PROBLEM STATEMENT
Change every "connector" in the material below to "link" and write it out again, leaving all else the same. Omit the pictures.

(Visual layout records)
☆ ☆ ☆ ☆
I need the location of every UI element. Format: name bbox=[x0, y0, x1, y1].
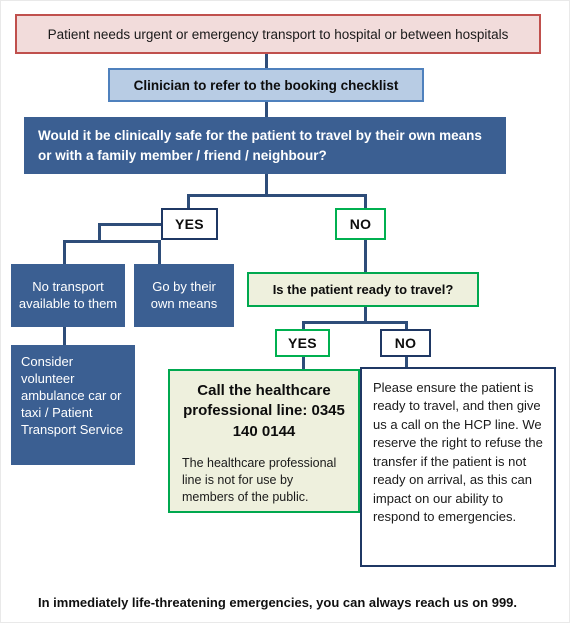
node-go-by-own-means-label: Go by their own means bbox=[150, 278, 218, 311]
node-clinician-checklist[interactable]: Clinician to refer to the booking checkl… bbox=[108, 68, 424, 102]
branch-no-ready-to-travel-label: NO bbox=[394, 335, 417, 351]
flowchart-canvas: Patient needs urgent or emergency transp… bbox=[0, 0, 570, 623]
connector-yes-left-stub bbox=[98, 223, 161, 226]
branch-no-clinically-safe-label: NO bbox=[349, 216, 372, 232]
connector-to-yes bbox=[187, 194, 190, 208]
node-hcp-call-heading: Call the healthcare professional line: 0… bbox=[183, 382, 345, 440]
branch-no-ready-to-travel[interactable]: NO bbox=[380, 329, 431, 357]
connector-title-to-checklist bbox=[265, 54, 268, 68]
node-hcp-call-callout[interactable]: Call the healthcare professional line: 0… bbox=[168, 369, 360, 513]
connector-yes-no-split bbox=[187, 194, 367, 197]
connector-to-no bbox=[364, 194, 367, 208]
node-ready-to-travel-question-label: Is the patient ready to travel? bbox=[272, 282, 454, 297]
branch-no-clinically-safe[interactable]: NO bbox=[335, 208, 386, 240]
node-hcp-call-subtext: The healthcare professional line is not … bbox=[182, 455, 337, 505]
connector-no-transport-to-consider bbox=[63, 327, 66, 345]
node-patient-not-ready-note[interactable]: Please ensure the patient is ready to tr… bbox=[360, 367, 556, 567]
branch-yes-ready-to-travel[interactable]: YES bbox=[275, 329, 330, 357]
connector-ready-split bbox=[302, 321, 407, 324]
connector-question-stem bbox=[265, 174, 268, 196]
connector-yes-branch-bar bbox=[63, 240, 161, 243]
connector-checklist-to-question bbox=[265, 102, 268, 117]
node-main-question[interactable]: Would it be clinically safe for the pati… bbox=[24, 117, 506, 174]
connector-no-to-ready bbox=[364, 240, 367, 272]
branch-yes-clinically-safe[interactable]: YES bbox=[161, 208, 218, 240]
branch-yes-ready-to-travel-label: YES bbox=[288, 335, 317, 351]
node-consider-volunteer-transport[interactable]: Consider volunteer ambulance car or taxi… bbox=[11, 345, 135, 465]
node-main-question-label: Would it be clinically safe for the pati… bbox=[38, 127, 482, 163]
node-consider-volunteer-transport-label: Consider volunteer ambulance car or taxi… bbox=[21, 354, 124, 437]
node-patient-needs-transport-label: Patient needs urgent or emergency transp… bbox=[47, 26, 509, 42]
node-no-transport-available-label: No transport available to them bbox=[18, 278, 118, 311]
node-patient-not-ready-note-label: Please ensure the patient is ready to tr… bbox=[373, 380, 543, 525]
footer-emergency-note: In immediately life-threatening emergenc… bbox=[38, 595, 518, 610]
connector-to-own-means bbox=[158, 240, 161, 264]
node-patient-needs-transport[interactable]: Patient needs urgent or emergency transp… bbox=[15, 14, 541, 54]
node-clinician-checklist-label: Clinician to refer to the booking checkl… bbox=[133, 77, 399, 93]
node-ready-to-travel-question[interactable]: Is the patient ready to travel? bbox=[247, 272, 479, 307]
branch-yes-clinically-safe-label: YES bbox=[175, 216, 204, 232]
node-go-by-own-means[interactable]: Go by their own means bbox=[134, 264, 234, 327]
connector-to-no-transport bbox=[63, 240, 66, 264]
node-no-transport-available[interactable]: No transport available to them bbox=[11, 264, 125, 327]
☆ ☆ ☆ ☆
TASK RESPONSE
I need the location of every UI element. Format: name bbox=[x0, y0, x1, y1].
node-go-by-own-means-label: Go by their own means bbox=[150, 278, 218, 311]
node-clinician-checklist[interactable]: Clinician to refer to the booking checkl… bbox=[108, 68, 424, 102]
branch-no-ready-to-travel-label: NO bbox=[394, 335, 417, 351]
flowchart-canvas: Patient needs urgent or emergency transp… bbox=[0, 0, 570, 623]
link-yes-left-stub bbox=[98, 223, 161, 226]
branch-no-clinically-safe-label: NO bbox=[349, 216, 372, 232]
link-to-yes bbox=[187, 194, 190, 208]
node-hcp-call-heading: Call the healthcare professional line: 0… bbox=[183, 382, 345, 440]
branch-no-ready-to-travel[interactable]: NO bbox=[380, 329, 431, 357]
link-title-to-checklist bbox=[265, 54, 268, 68]
node-hcp-call-callout[interactable]: Call the healthcare professional line: 0… bbox=[168, 369, 360, 513]
link-yes-no-split bbox=[187, 194, 367, 197]
link-to-no bbox=[364, 194, 367, 208]
node-ready-to-travel-question-label: Is the patient ready to travel? bbox=[272, 282, 454, 297]
branch-no-clinically-safe[interactable]: NO bbox=[335, 208, 386, 240]
node-hcp-call-subtext: The healthcare professional line is not … bbox=[182, 455, 337, 505]
link-no-transport-to-consider bbox=[63, 327, 66, 345]
node-patient-not-ready-note[interactable]: Please ensure the patient is ready to tr… bbox=[360, 367, 556, 567]
branch-yes-ready-to-travel[interactable]: YES bbox=[275, 329, 330, 357]
link-ready-split bbox=[302, 321, 407, 324]
link-question-stem bbox=[265, 174, 268, 196]
link-yes-branch-bar bbox=[63, 240, 161, 243]
link-checklist-to-question bbox=[265, 102, 268, 117]
node-main-question[interactable]: Would it be clinically safe for the pati… bbox=[24, 117, 506, 174]
link-no-to-ready bbox=[364, 240, 367, 272]
branch-yes-clinically-safe[interactable]: YES bbox=[161, 208, 218, 240]
branch-yes-ready-to-travel-label: YES bbox=[288, 335, 317, 351]
node-consider-volunteer-transport[interactable]: Consider volunteer ambulance car or taxi… bbox=[11, 345, 135, 465]
node-main-question-label: Would it be clinically safe for the pati… bbox=[38, 127, 482, 163]
node-consider-volunteer-transport-label: Consider volunteer ambulance car or taxi… bbox=[21, 354, 124, 437]
node-patient-needs-transport-label: Patient needs urgent or emergency transp… bbox=[47, 26, 509, 42]
node-no-transport-available-label: No transport available to them bbox=[18, 278, 118, 311]
node-patient-not-ready-note-label: Please ensure the patient is ready to tr… bbox=[373, 380, 543, 525]
footer-emergency-note: In immediately life-threatening emergenc… bbox=[38, 595, 518, 610]
link-to-own-means bbox=[158, 240, 161, 264]
node-patient-needs-transport[interactable]: Patient needs urgent or emergency transp… bbox=[15, 14, 541, 54]
node-clinician-checklist-label: Clinician to refer to the booking checkl… bbox=[133, 77, 399, 93]
node-ready-to-travel-question[interactable]: Is the patient ready to travel? bbox=[247, 272, 479, 307]
branch-yes-clinically-safe-label: YES bbox=[175, 216, 204, 232]
node-go-by-own-means[interactable]: Go by their own means bbox=[134, 264, 234, 327]
link-to-no-transport bbox=[63, 240, 66, 264]
node-no-transport-available[interactable]: No transport available to them bbox=[11, 264, 125, 327]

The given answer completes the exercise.